### DATASET RECORDS

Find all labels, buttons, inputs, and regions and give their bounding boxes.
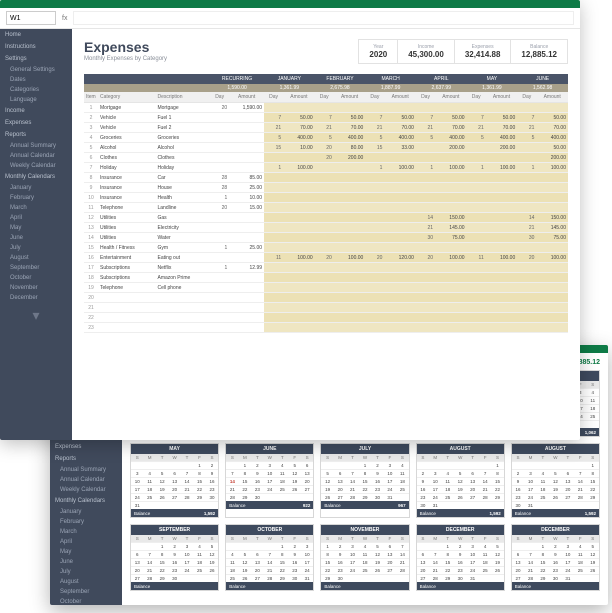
- calendar-may[interactable]: MAYSMTWTFS123456789101112131415161718192…: [130, 443, 219, 518]
- sidebar-item-language[interactable]: Language: [0, 95, 72, 105]
- calendar-june[interactable]: JUNESMTWTFS12345678910111213141516171819…: [225, 443, 314, 518]
- sidebar-item-june[interactable]: June: [0, 233, 72, 243]
- sidebar-item-home[interactable]: Home: [0, 29, 72, 41]
- window-accent-bar: [0, 0, 580, 8]
- calendar-december[interactable]: DECEMBERSMTWTFS1234567891011121314151617…: [511, 524, 600, 591]
- table-row[interactable]: 21: [84, 303, 568, 313]
- table-row[interactable]: 16EntertainmentEating out11100.0020100.0…: [84, 253, 568, 263]
- summary-income: Income45,300.00: [397, 40, 454, 63]
- table-row[interactable]: 3VehicleFuel 22170.002170.002170.002170.…: [84, 123, 568, 133]
- page-title: Expenses: [84, 39, 167, 55]
- table-row[interactable]: 11TelephoneLandline2015.00: [84, 203, 568, 213]
- data-grid[interactable]: RECURRINGJANUARYFEBRUARYMARCHAPRILMAYJUN…: [84, 74, 568, 435]
- sidebar-item-august[interactable]: August: [50, 577, 122, 587]
- sidebar-item-dates[interactable]: Dates: [0, 75, 72, 85]
- sidebar-item-categories[interactable]: Categories: [0, 85, 72, 95]
- sidebar-item-july[interactable]: July: [50, 567, 122, 577]
- sidebar-item-expenses[interactable]: Expenses: [50, 441, 122, 453]
- sidebar-item-september[interactable]: September: [0, 263, 72, 273]
- table-row[interactable]: 1MortgageMortgage201,590.00: [84, 103, 568, 113]
- table-row[interactable]: 18SubscriptionsAmazon Prime: [84, 273, 568, 283]
- formula-bar: fx: [0, 8, 580, 29]
- summary-year: Year2020: [359, 40, 397, 63]
- sidebar-item-october[interactable]: October: [50, 597, 122, 605]
- table-row[interactable]: 6ClothesClothes20200.00200.00: [84, 153, 568, 163]
- calendar-august[interactable]: AUGUSTSMTWTFS123456789101112131415161718…: [511, 443, 600, 518]
- sidebar-item-monthly-calendars[interactable]: Monthly Calendars: [0, 171, 72, 183]
- sidebar-item-weekly-calendar[interactable]: Weekly Calendar: [0, 161, 72, 171]
- sidebar-item-december[interactable]: December: [0, 293, 72, 303]
- table-row[interactable]: 13UtilitiesElectricity21145.0021145.00: [84, 223, 568, 233]
- table-row[interactable]: 14UtilitiesWater3075.003075.00: [84, 233, 568, 243]
- sidebar-item-november[interactable]: November: [0, 283, 72, 293]
- calendar-august[interactable]: AUGUSTSMTWTFS123456789101112131415161718…: [416, 443, 505, 518]
- table-row[interactable]: 12UtilitiesGas14150.0014150.00: [84, 213, 568, 223]
- sidebar-item-monthly-calendars[interactable]: Monthly Calendars: [50, 495, 122, 507]
- expenses-window: fx HomeInstructionsSettingsGeneral Setti…: [0, 0, 580, 440]
- fx-label: fx: [62, 15, 67, 22]
- table-row[interactable]: 23: [84, 323, 568, 333]
- name-box-input[interactable]: [6, 11, 56, 25]
- calendar-november[interactable]: NOVEMBERSMTWTFS1234567891011121314151617…: [320, 524, 409, 591]
- sidebar-item-annual-calendar[interactable]: Annual Calendar: [0, 151, 72, 161]
- sidebar-item-august[interactable]: August: [0, 253, 72, 263]
- sidebar-item-annual-summary[interactable]: Annual Summary: [0, 141, 72, 151]
- table-row[interactable]: 5AlcoholAlcohol1510.002080.001533.00200.…: [84, 143, 568, 153]
- sidebar-item-february[interactable]: February: [50, 517, 122, 527]
- chevron-down-icon[interactable]: ▾: [0, 307, 72, 324]
- table-row[interactable]: 9InsuranceHouse2825.00: [84, 183, 568, 193]
- sidebar-item-weekly-calendar[interactable]: Weekly Calendar: [50, 485, 122, 495]
- header: Expenses Monthly Expenses by Category Ye…: [84, 39, 568, 64]
- sidebar-item-reports[interactable]: Reports: [0, 129, 72, 141]
- calendar-october[interactable]: OCTOBERSMTWTFS12345678910111213141516171…: [225, 524, 314, 591]
- sidebar-item-january[interactable]: January: [0, 183, 72, 193]
- sidebar-item-annual-summary[interactable]: Annual Summary: [50, 465, 122, 475]
- sidebar-item-january[interactable]: January: [50, 507, 122, 517]
- sidebar-item-annual-calendar[interactable]: Annual Calendar: [50, 475, 122, 485]
- sidebar-item-reports[interactable]: Reports: [50, 453, 122, 465]
- calendar-july[interactable]: JULYSMTWTFS12345678910111213141516171819…: [320, 443, 409, 518]
- sidebar-item-may[interactable]: May: [0, 223, 72, 233]
- summary-balance: Balance12,885.12: [510, 40, 567, 63]
- table-row[interactable]: 7HolidayHoliday1100.001100.001100.001100…: [84, 163, 568, 173]
- sidebar-item-may[interactable]: May: [50, 547, 122, 557]
- sidebar-item-income[interactable]: Income: [0, 105, 72, 117]
- sidebar-item-february[interactable]: February: [0, 193, 72, 203]
- summary-expenses: Expenses32,414.88: [454, 40, 511, 63]
- sidebar-item-instructions[interactable]: Instructions: [0, 41, 72, 53]
- calendar-december[interactable]: DECEMBERSMTWTFS1234567891011121314151617…: [416, 524, 505, 591]
- table-row[interactable]: 15Health / FitnessGym125.00: [84, 243, 568, 253]
- sidebar-item-june[interactable]: June: [50, 557, 122, 567]
- sidebar-item-april[interactable]: April: [50, 537, 122, 547]
- sidebar-item-march[interactable]: March: [50, 527, 122, 537]
- formula-input[interactable]: [73, 11, 574, 25]
- sidebar-item-expenses[interactable]: Expenses: [0, 117, 72, 129]
- sidebar-item-july[interactable]: July: [0, 243, 72, 253]
- table-row[interactable]: 8InsuranceCar2885.00: [84, 173, 568, 183]
- calendar-september[interactable]: SEPTEMBERSMTWTFS123456789101112131415161…: [130, 524, 219, 591]
- table-row[interactable]: 2VehicleFuel 1750.00750.00750.00750.0075…: [84, 113, 568, 123]
- sidebar-item-settings[interactable]: Settings: [0, 53, 72, 65]
- sidebar-item-april[interactable]: April: [0, 213, 72, 223]
- sidebar-item-march[interactable]: March: [0, 203, 72, 213]
- table-row[interactable]: 17SubscriptionsNetflix112.99: [84, 263, 568, 273]
- table-row[interactable]: 20: [84, 293, 568, 303]
- page-subtitle: Monthly Expenses by Category: [84, 56, 167, 62]
- table-row[interactable]: 4GroceriesGroceries5400.005400.005400.00…: [84, 133, 568, 143]
- table-row[interactable]: 22: [84, 313, 568, 323]
- table-row[interactable]: 10InsuranceHealth110.00: [84, 193, 568, 203]
- sidebar-item-october[interactable]: October: [0, 273, 72, 283]
- sidebar-item-general-settings[interactable]: General Settings: [0, 65, 72, 75]
- sidebar-item-september[interactable]: September: [50, 587, 122, 597]
- table-row[interactable]: 19TelephoneCell phone: [84, 283, 568, 293]
- summary-cards: Year2020Income45,300.00Expenses32,414.88…: [358, 39, 568, 64]
- sidebar-nav: HomeInstructionsSettingsGeneral Settings…: [0, 29, 72, 440]
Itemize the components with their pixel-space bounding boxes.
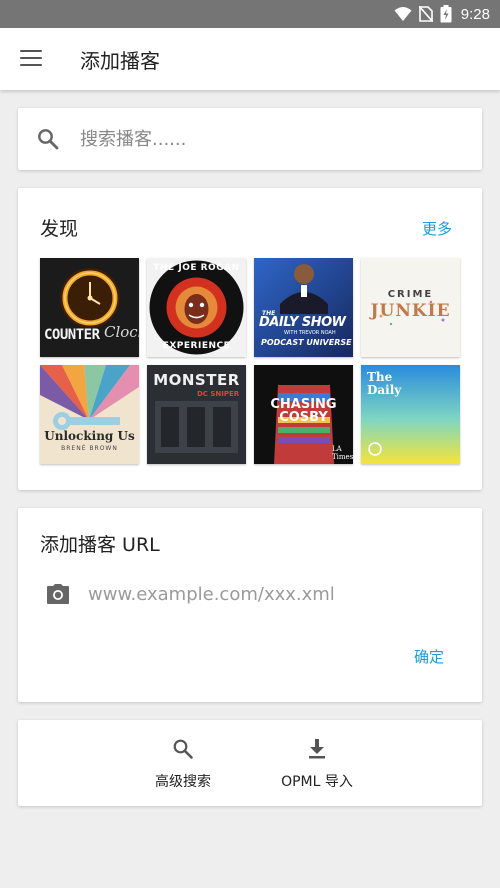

######

**TASK TO COMPLETE:**
Please reproduce all of the records above word for word, leaving out the pictures.

**SOLUTION FOR THIS EXERCISE:**
Find all labels, buttons, inputs, and regions and give their bounding boxes.
- calendar-may[interactable]: MAYSMTWTFS123456789101112131415161718192…: [130, 443, 219, 518]
- sidebar-item-language[interactable]: Language: [0, 95, 72, 105]
- calendar-june[interactable]: JUNESMTWTFS12345678910111213141516171819…: [225, 443, 314, 518]
- sidebar-item-june[interactable]: June: [0, 233, 72, 243]
- sidebar-item-home[interactable]: Home: [0, 29, 72, 41]
- window-accent-bar: [0, 0, 580, 8]
- calendar-december[interactable]: DECEMBERSMTWTFS1234567891011121314151617…: [511, 524, 600, 591]
- table-row[interactable]: 21: [84, 303, 568, 313]
- table-row[interactable]: 16EntertainmentEating out11100.0020100.0…: [84, 253, 568, 263]
- summary-income: Income45,300.00: [397, 40, 454, 63]
- table-row[interactable]: 3VehicleFuel 22170.002170.002170.002170.…: [84, 123, 568, 133]
- page-title: Expenses: [84, 39, 167, 55]
- table-row[interactable]: 11TelephoneLandline2015.00: [84, 203, 568, 213]
- data-grid[interactable]: RECURRINGJANUARYFEBRUARYMARCHAPRILMAYJUN…: [84, 74, 568, 435]
- sidebar-item-august[interactable]: August: [50, 577, 122, 587]
- sidebar-item-dates[interactable]: Dates: [0, 75, 72, 85]
- sidebar-item-categories[interactable]: Categories: [0, 85, 72, 95]
- sidebar-item-july[interactable]: July: [50, 567, 122, 577]
- sidebar-item-expenses[interactable]: Expenses: [50, 441, 122, 453]
- sidebar-item-september[interactable]: September: [0, 263, 72, 273]
- table-row[interactable]: 1MortgageMortgage201,590.00: [84, 103, 568, 113]
- table-row[interactable]: 18SubscriptionsAmazon Prime: [84, 273, 568, 283]
- formula-bar: fx: [0, 8, 580, 29]
- summary-year: Year2020: [359, 40, 397, 63]
- sidebar-item-october[interactable]: October: [50, 597, 122, 605]
- table-row[interactable]: 6ClothesClothes20200.00200.00: [84, 153, 568, 163]
- calendar-august[interactable]: AUGUSTSMTWTFS123456789101112131415161718…: [511, 443, 600, 518]
- sidebar-item-monthly-calendars[interactable]: Monthly Calendars: [0, 171, 72, 183]
- sidebar-item-weekly-calendar[interactable]: Weekly Calendar: [0, 161, 72, 171]
- sidebar-item-december[interactable]: December: [0, 293, 72, 303]
- table-row[interactable]: 13UtilitiesElectricity21145.0021145.00: [84, 223, 568, 233]
- table-row[interactable]: 14UtilitiesWater3075.003075.00: [84, 233, 568, 243]
- sidebar-item-november[interactable]: November: [0, 283, 72, 293]
- calendar-august[interactable]: AUGUSTSMTWTFS123456789101112131415161718…: [416, 443, 505, 518]
- table-row[interactable]: 12UtilitiesGas14150.0014150.00: [84, 213, 568, 223]
- sidebar-item-monthly-calendars[interactable]: Monthly Calendars: [50, 495, 122, 507]
- expenses-window: fx HomeInstructionsSettingsGeneral Setti…: [0, 0, 580, 440]
- fx-label: fx: [62, 15, 67, 22]
- table-row[interactable]: 23: [84, 323, 568, 333]
- name-box-input[interactable]: [6, 11, 56, 25]
- calendar-november[interactable]: NOVEMBERSMTWTFS1234567891011121314151617…: [320, 524, 409, 591]
- sidebar-item-annual-calendar[interactable]: Annual Calendar: [0, 151, 72, 161]
- sidebar-item-august[interactable]: August: [0, 253, 72, 263]
- sidebar-item-annual-summary[interactable]: Annual Summary: [0, 141, 72, 151]
- table-row[interactable]: 5AlcoholAlcohol1510.002080.001533.00200.…: [84, 143, 568, 153]
- sidebar-item-february[interactable]: February: [50, 517, 122, 527]
- chevron-down-icon[interactable]: ▾: [0, 307, 72, 324]
- table-row[interactable]: 9InsuranceHouse2825.00: [84, 183, 568, 193]
- sidebar-item-weekly-calendar[interactable]: Weekly Calendar: [50, 485, 122, 495]
- header: Expenses Monthly Expenses by Category Ye…: [84, 39, 568, 64]
- sidebar-item-reports[interactable]: Reports: [0, 129, 72, 141]
- calendar-october[interactable]: OCTOBERSMTWTFS12345678910111213141516171…: [225, 524, 314, 591]
- sidebar-item-january[interactable]: January: [0, 183, 72, 193]
- sidebar-item-annual-summary[interactable]: Annual Summary: [50, 465, 122, 475]
- sidebar-item-january[interactable]: January: [50, 507, 122, 517]
- sidebar-item-annual-calendar[interactable]: Annual Calendar: [50, 475, 122, 485]
- sidebar-item-reports[interactable]: Reports: [50, 453, 122, 465]
- calendar-july[interactable]: JULYSMTWTFS12345678910111213141516171819…: [320, 443, 409, 518]
- sidebar-item-may[interactable]: May: [0, 223, 72, 233]
- summary-balance: Balance12,885.12: [510, 40, 567, 63]
- table-row[interactable]: 7HolidayHoliday1100.001100.001100.001100…: [84, 163, 568, 173]
- sidebar-item-may[interactable]: May: [50, 547, 122, 557]
- sidebar-item-income[interactable]: Income: [0, 105, 72, 117]
- sidebar-item-february[interactable]: February: [0, 193, 72, 203]
- summary-expenses: Expenses32,414.88: [454, 40, 511, 63]
- sidebar-item-instructions[interactable]: Instructions: [0, 41, 72, 53]
- calendar-december[interactable]: DECEMBERSMTWTFS1234567891011121314151617…: [416, 524, 505, 591]
- table-row[interactable]: 15Health / FitnessGym125.00: [84, 243, 568, 253]
- sidebar-item-june[interactable]: June: [50, 557, 122, 567]
- sidebar-item-april[interactable]: April: [50, 537, 122, 547]
- sidebar-item-march[interactable]: March: [50, 527, 122, 537]
- formula-input[interactable]: [73, 11, 574, 25]
- sidebar-item-expenses[interactable]: Expenses: [0, 117, 72, 129]
- sidebar-item-july[interactable]: July: [0, 243, 72, 253]
- table-row[interactable]: 8InsuranceCar2885.00: [84, 173, 568, 183]
- calendar-september[interactable]: SEPTEMBERSMTWTFS123456789101112131415161…: [130, 524, 219, 591]
- table-row[interactable]: 2VehicleFuel 1750.00750.00750.00750.0075…: [84, 113, 568, 123]
- sidebar-item-settings[interactable]: Settings: [0, 53, 72, 65]
- sidebar-item-april[interactable]: April: [0, 213, 72, 223]
- sidebar-item-march[interactable]: March: [0, 203, 72, 213]
- table-row[interactable]: 17SubscriptionsNetflix112.99: [84, 263, 568, 273]
- table-row[interactable]: 20: [84, 293, 568, 303]
- page-subtitle: Monthly Expenses by Category: [84, 56, 167, 62]
- table-row[interactable]: 4GroceriesGroceries5400.005400.005400.00…: [84, 133, 568, 143]
- table-row[interactable]: 22: [84, 313, 568, 323]
- table-row[interactable]: 10InsuranceHealth110.00: [84, 193, 568, 203]
- sidebar-item-october[interactable]: October: [0, 273, 72, 283]
- sidebar-item-general-settings[interactable]: General Settings: [0, 65, 72, 75]
- sidebar-item-september[interactable]: September: [50, 587, 122, 597]
- table-row[interactable]: 19TelephoneCell phone: [84, 283, 568, 293]
- summary-cards: Year2020Income45,300.00Expenses32,414.88…: [358, 39, 568, 64]
- sidebar-nav: HomeInstructionsSettingsGeneral Settings…: [0, 29, 72, 440]
Itemize the components with their pixel-space bounding boxes.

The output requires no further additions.